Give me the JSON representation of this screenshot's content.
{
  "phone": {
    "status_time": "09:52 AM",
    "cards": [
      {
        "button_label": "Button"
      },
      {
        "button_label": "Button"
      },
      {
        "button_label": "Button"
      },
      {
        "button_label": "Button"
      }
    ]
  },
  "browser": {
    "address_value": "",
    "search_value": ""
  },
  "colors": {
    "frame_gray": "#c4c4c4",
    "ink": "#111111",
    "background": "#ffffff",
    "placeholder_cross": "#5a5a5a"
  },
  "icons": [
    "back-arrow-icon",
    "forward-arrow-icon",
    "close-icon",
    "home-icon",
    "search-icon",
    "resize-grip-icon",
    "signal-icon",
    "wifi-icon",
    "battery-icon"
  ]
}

━━━━━━━━

The request>
Reproduce the material above, every line of it, exactly.

Exercise solution>
Give me the JSON representation of this screenshot's content.
{
  "phone": {
    "status_time": "09:52 AM",
    "cards": [
      {
        "button_label": "Button"
      },
      {
        "button_label": "Button"
      },
      {
        "button_label": "Button"
      },
      {
        "button_label": "Button"
      }
    ]
  },
  "browser": {
    "address_value": "",
    "search_value": ""
  },
  "colors": {
    "frame_gray": "#c4c4c4",
    "ink": "#111111",
    "background": "#ffffff",
    "placeholder_cross": "#5a5a5a"
  },
  "icons": [
    "back-arrow-icon",
    "forward-arrow-icon",
    "close-icon",
    "home-icon",
    "search-icon",
    "resize-grip-icon",
    "signal-icon",
    "wifi-icon",
    "battery-icon"
  ]
}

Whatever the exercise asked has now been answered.